Records contained in a dataset:
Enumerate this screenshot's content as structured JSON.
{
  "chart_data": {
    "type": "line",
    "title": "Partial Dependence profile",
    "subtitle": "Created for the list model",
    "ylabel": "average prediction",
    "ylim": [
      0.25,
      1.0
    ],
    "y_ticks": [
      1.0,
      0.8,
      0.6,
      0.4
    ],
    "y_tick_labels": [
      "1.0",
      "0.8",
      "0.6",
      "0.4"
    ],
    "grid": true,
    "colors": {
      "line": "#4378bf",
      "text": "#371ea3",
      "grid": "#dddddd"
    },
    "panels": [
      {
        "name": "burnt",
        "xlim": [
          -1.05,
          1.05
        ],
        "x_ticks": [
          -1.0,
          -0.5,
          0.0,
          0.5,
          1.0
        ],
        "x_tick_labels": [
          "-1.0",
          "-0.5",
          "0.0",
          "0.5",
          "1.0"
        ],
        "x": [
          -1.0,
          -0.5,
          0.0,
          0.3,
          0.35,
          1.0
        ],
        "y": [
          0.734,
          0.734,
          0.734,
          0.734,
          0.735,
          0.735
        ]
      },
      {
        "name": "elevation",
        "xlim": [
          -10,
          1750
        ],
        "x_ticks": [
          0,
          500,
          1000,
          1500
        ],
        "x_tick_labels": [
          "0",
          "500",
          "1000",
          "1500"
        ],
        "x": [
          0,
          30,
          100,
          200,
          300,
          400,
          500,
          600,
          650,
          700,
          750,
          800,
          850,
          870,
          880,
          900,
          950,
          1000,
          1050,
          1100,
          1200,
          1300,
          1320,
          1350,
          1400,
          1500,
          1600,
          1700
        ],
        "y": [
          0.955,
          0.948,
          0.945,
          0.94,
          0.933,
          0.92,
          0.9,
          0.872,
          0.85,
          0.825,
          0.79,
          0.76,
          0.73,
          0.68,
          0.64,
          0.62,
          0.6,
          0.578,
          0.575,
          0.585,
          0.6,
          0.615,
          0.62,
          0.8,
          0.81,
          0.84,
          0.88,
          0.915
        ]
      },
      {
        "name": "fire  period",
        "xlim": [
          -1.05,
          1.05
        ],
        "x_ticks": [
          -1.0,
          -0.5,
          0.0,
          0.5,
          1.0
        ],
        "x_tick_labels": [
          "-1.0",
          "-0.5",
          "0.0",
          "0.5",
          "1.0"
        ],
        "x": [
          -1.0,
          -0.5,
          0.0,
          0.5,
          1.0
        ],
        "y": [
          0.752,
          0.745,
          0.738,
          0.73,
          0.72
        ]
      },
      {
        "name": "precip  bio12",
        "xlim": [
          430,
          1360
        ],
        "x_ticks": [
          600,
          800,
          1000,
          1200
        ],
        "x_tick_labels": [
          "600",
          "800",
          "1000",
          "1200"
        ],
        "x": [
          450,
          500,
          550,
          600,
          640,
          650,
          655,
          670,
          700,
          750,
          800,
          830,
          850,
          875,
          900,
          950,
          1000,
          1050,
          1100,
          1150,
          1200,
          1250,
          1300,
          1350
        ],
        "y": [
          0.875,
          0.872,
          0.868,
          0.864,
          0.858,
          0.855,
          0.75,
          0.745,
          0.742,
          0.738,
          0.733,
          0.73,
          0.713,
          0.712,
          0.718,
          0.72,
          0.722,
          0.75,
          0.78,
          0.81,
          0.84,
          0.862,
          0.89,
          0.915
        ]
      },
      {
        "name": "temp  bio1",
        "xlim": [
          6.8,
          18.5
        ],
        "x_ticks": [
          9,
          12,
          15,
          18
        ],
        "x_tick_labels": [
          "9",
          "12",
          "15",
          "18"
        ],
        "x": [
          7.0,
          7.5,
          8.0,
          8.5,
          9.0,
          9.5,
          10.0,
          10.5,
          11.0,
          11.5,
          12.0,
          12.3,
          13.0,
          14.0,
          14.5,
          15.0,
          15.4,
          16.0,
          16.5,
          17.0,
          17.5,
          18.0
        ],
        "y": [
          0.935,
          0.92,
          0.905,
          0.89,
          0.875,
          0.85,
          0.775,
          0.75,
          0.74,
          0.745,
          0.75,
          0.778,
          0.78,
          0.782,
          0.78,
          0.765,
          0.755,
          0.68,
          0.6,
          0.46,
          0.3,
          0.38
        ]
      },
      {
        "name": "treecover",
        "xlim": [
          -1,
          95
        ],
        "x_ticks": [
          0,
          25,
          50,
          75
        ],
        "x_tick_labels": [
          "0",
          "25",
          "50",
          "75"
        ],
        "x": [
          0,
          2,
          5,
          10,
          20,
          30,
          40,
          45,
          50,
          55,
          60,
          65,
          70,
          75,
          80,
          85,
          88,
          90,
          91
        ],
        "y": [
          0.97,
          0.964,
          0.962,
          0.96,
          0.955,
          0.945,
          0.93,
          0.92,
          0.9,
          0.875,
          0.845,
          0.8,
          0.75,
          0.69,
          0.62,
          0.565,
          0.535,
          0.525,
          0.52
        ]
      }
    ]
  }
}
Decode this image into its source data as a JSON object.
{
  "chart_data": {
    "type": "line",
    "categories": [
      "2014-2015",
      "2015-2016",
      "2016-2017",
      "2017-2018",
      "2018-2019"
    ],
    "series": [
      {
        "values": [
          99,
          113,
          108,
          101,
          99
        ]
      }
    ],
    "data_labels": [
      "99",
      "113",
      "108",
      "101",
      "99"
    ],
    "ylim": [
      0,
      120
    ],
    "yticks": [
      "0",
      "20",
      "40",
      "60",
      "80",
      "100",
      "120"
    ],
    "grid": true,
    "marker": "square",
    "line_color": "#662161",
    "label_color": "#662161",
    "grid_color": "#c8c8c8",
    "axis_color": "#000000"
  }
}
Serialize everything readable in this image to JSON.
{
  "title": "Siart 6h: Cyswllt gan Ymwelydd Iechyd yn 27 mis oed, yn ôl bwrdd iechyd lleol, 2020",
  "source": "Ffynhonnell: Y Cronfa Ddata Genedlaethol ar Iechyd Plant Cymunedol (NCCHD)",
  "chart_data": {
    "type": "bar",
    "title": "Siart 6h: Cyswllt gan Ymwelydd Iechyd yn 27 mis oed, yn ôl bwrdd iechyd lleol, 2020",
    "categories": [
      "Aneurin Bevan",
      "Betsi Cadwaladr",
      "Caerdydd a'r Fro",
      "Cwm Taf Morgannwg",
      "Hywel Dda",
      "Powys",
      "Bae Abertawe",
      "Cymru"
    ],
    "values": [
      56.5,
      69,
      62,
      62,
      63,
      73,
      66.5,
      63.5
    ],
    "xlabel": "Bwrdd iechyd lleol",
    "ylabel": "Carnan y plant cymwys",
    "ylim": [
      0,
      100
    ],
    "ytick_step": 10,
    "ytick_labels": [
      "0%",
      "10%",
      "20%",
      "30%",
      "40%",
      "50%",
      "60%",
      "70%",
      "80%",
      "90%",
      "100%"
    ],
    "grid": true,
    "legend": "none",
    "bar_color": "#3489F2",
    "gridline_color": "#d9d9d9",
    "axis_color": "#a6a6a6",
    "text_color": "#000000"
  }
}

▶ Problem to solve
Copy out each line of the records that holds the string "this".

▶ Expected answer
Enumerate this screenshot's content as structured JSON.
Decode this image into its source data as a JSON object.
Serialize everything readable in this image to JSON.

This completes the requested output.